-- Begin STORED RECORDS --

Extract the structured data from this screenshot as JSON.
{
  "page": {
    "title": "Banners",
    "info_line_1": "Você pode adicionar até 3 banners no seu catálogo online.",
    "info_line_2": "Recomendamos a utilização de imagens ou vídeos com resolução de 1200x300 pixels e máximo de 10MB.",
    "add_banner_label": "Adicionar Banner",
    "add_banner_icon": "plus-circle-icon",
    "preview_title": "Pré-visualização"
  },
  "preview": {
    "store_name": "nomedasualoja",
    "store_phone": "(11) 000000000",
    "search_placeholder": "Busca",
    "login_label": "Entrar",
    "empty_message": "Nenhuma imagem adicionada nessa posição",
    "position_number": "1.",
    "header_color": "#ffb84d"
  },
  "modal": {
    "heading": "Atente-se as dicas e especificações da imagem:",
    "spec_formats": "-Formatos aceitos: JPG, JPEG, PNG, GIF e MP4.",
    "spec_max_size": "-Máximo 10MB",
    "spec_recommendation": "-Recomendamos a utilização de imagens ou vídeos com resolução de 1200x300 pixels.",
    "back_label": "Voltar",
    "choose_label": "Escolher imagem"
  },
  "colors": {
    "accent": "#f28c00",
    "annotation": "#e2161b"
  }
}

-- End STORED RECORDS --

§ **EXERCISE GOAL**: Reproduce all of the records exactly.

§ **TASK ANSWER**:
Extract the structured data from this screenshot as JSON.
{
  "page": {
    "title": "Banners",
    "info_line_1": "Você pode adicionar até 3 banners no seu catálogo online.",
    "info_line_2": "Recomendamos a utilização de imagens ou vídeos com resolução de 1200x300 pixels e máximo de 10MB.",
    "add_banner_label": "Adicionar Banner",
    "add_banner_icon": "plus-circle-icon",
    "preview_title": "Pré-visualização"
  },
  "preview": {
    "store_name": "nomedasualoja",
    "store_phone": "(11) 000000000",
    "search_placeholder": "Busca",
    "login_label": "Entrar",
    "empty_message": "Nenhuma imagem adicionada nessa posição",
    "position_number": "1.",
    "header_color": "#ffb84d"
  },
  "modal": {
    "heading": "Atente-se as dicas e especificações da imagem:",
    "spec_formats": "-Formatos aceitos: JPG, JPEG, PNG, GIF e MP4.",
    "spec_max_size": "-Máximo 10MB",
    "spec_recommendation": "-Recomendamos a utilização de imagens ou vídeos com resolução de 1200x300 pixels.",
    "back_label": "Voltar",
    "choose_label": "Escolher imagem"
  },
  "colors": {
    "accent": "#f28c00",
    "annotation": "#e2161b"
  }
}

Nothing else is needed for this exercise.